• **WHAT THE TASK ASKS**
Write each line exactly as it stands, from the line containing "Give me the JSON representation of this chart's" through the end of the data.

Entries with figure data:
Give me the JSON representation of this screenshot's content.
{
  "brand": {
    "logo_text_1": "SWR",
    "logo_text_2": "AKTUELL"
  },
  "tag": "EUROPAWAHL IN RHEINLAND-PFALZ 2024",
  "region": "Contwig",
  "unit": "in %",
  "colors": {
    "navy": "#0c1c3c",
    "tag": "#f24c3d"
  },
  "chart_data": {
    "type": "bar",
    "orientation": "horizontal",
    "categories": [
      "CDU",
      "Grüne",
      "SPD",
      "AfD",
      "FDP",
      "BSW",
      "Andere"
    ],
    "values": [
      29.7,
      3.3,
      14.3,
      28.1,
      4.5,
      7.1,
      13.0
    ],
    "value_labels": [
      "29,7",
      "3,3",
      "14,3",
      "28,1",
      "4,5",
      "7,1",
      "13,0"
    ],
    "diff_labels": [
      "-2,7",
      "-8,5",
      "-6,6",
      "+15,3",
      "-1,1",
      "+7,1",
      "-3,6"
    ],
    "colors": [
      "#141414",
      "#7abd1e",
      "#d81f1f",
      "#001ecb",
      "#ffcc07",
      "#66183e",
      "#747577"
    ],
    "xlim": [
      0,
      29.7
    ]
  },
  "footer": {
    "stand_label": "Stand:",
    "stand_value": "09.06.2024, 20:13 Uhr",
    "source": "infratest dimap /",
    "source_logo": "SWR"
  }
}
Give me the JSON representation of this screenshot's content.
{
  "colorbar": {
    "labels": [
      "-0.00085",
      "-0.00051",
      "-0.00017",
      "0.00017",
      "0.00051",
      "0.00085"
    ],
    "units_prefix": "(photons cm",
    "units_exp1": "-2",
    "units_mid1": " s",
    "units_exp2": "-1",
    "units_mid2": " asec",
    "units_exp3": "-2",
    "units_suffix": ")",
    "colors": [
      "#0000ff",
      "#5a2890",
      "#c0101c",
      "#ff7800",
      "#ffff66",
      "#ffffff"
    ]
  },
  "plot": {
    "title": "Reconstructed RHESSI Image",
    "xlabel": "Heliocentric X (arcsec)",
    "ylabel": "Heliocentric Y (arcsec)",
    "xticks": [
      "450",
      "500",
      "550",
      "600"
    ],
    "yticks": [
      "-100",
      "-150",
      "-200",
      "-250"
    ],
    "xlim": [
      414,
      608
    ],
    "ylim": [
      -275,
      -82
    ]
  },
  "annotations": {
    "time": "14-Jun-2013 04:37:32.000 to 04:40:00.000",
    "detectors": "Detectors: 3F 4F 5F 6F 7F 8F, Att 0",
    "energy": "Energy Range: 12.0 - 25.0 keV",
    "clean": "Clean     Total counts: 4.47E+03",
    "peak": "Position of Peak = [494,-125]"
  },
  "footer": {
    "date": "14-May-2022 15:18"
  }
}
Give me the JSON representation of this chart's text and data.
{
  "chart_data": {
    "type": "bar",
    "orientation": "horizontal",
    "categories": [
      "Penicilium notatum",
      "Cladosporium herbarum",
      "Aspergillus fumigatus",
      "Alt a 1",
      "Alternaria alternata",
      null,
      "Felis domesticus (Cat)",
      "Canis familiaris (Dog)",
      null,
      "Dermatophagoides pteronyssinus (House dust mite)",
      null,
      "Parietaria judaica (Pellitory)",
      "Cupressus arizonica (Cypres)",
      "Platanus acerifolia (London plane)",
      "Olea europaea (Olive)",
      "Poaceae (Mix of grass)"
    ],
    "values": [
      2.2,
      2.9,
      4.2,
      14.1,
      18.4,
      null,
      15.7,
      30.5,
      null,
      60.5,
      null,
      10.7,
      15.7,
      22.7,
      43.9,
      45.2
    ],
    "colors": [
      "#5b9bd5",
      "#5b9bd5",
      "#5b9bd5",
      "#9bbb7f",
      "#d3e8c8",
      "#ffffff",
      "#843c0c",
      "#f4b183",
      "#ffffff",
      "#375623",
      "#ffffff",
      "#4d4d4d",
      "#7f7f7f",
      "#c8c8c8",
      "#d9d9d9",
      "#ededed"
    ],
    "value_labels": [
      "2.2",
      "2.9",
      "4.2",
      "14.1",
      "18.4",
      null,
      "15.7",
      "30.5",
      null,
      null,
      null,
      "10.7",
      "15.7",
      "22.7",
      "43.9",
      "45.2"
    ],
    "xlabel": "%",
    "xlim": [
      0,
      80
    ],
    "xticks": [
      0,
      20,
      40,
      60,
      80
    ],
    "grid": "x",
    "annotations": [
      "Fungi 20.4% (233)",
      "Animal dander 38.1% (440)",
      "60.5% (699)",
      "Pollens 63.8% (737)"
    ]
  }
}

• **CORRECT RESPONSE**
Give me the JSON representation of this chart's text and data.
{
  "chart_data": {
    "type": "bar",
    "orientation": "horizontal",
    "categories": [
      "Penicilium notatum",
      "Cladosporium herbarum",
      "Aspergillus fumigatus",
      "Alt a 1",
      "Alternaria alternata",
      null,
      "Felis domesticus (Cat)",
      "Canis familiaris (Dog)",
      null,
      "Dermatophagoides pteronyssinus (House dust mite)",
      null,
      "Parietaria judaica (Pellitory)",
      "Cupressus arizonica (Cypres)",
      "Platanus acerifolia (London plane)",
      "Olea europaea (Olive)",
      "Poaceae (Mix of grass)"
    ],
    "values": [
      2.2,
      2.9,
      4.2,
      14.1,
      18.4,
      null,
      15.7,
      30.5,
      null,
      60.5,
      null,
      10.7,
      15.7,
      22.7,
      43.9,
      45.2
    ],
    "colors": [
      "#5b9bd5",
      "#5b9bd5",
      "#5b9bd5",
      "#9bbb7f",
      "#d3e8c8",
      "#ffffff",
      "#843c0c",
      "#f4b183",
      "#ffffff",
      "#375623",
      "#ffffff",
      "#4d4d4d",
      "#7f7f7f",
      "#c8c8c8",
      "#d9d9d9",
      "#ededed"
    ],
    "value_labels": [
      "2.2",
      "2.9",
      "4.2",
      "14.1",
      "18.4",
      null,
      "15.7",
      "30.5",
      null,
      null,
      null,
      "10.7",
      "15.7",
      "22.7",
      "43.9",
      "45.2"
    ],
    "xlabel": "%",
    "xlim": [
      0,
      80
    ],
    "xticks": [
      0,
      20,
      40,
      60,
      80
    ],
    "grid": "x",
    "annotations": [
      "Fungi 20.4% (233)",
      "Animal dander 38.1% (440)",
      "60.5% (699)",
      "Pollens 63.8% (737)"
    ]
  }
}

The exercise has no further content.